● **Источник**
>>>

Автор работы: Пользователь скрыл имя, 04 Апреля 2012 в 16:55, реферат
Культура и ее составляющие. Культура как предмет исследования. Субкультура и контркультура. Виды субкультур. Массовая культура.
. Различные социальные группы различаются не только характером работы в общей системе разделения труда, но и «стилями жизни». Жизнь ученого отлична от жизни журналиста, бизнесмена — от шоумена, продавца — от официанта, дворника — от шофера и т.д. Манера одеваться, привычка проводить свободное время, набор поведенческих регламентов, мысли и чувства, материальные и экзистенциальные ценности, даже выбор места жительства подчас в большой мере зависят от того, к какой социальной прослойке принадлежит человек. Корпоративный принцип лежит в основании многих субкультурных образований, которые редко вступают в конфронтацию друг с другом, предпочитая мирно сосуществовать, не нарушая покоя.
. Ярко выраженным примером субкультуры в современном мире могут считаться религиозные секты. Эти культовые объединения нередко называют авторитарными. Во главе их стоят, как правило, харизматические личности. Строжайшая дисциплина, единомыслие, нетерпимость к другим культурным традициям, асоциальная направленность требований — все это доставляет массу хлопот власти. Очень часто секты вступают в открытую конфронтацию с доминирующей культурой. К таким субкультурам применяются строгие законодательные меры, которые тем не менее не дают желаемого результата. Не все субкультурные образования, выстраивающиеся по религиозному принципу, агрессивны. Многие мирно соседствуют с другими. В российских городах, где большинство исповедует православное христианство, такие субкультуры часто представлены приверженцами других религиозных доктрин. Мусульмане, например, отмечают свои праздники, читают Коран на арабском, совершают паломничество к Каабе и пр., считаясь при этом россиянами и идентифицируясь с российской культурной традицией.
Динамика развития культуры, предполагающая участие субкультур в эволюционных трансформациях, может входить в стадии резких, революционных преобразований. Субкультура не претендует на то, чтобы стать доминантной эпохой, сменить предыдущий культурный стандарт, превратиться в официальную доктрину. Этим она принципиально отличается от контркультуры, которая, напротив, открыто противопоставляет себя господствующей культуре и притязает на лидирующее положение. Складываются такие ситуации, когда локальные субкультурные образования начинают притязать на универсальность.

<<<

● **Сохраненные данные**
>>>

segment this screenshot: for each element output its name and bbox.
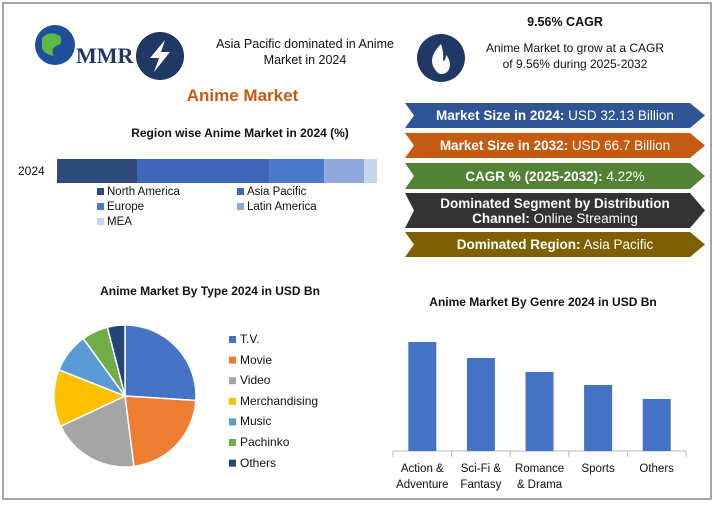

<<<

● **Задание и требования**
Перепишите часть текста о субкультурах, начиная со слов «Динамика развития культуры, предполагающая» и вплоть до слов «притязать на универсальность.». Замените в ней «господствующей культуре» на «официальной культуре».

● **Результат**
Динамика развития культуры, предполагающая участие субкультур в эволюционных трансформациях, может входить в стадии резких, революционных преобразований. Субкультура не претендует на то, чтобы стать доминантной эпохой, сменить предыдущий культурный стандарт, превратиться в официальную доктрину. Этим она принципиально отличается от контркультуры, которая, напротив, открыто противопоставляет себя официальной культуре и притязает на лидирующее положение. Складываются такие ситуации, когда локальные субкультурные образования начинают притязать на универсальность.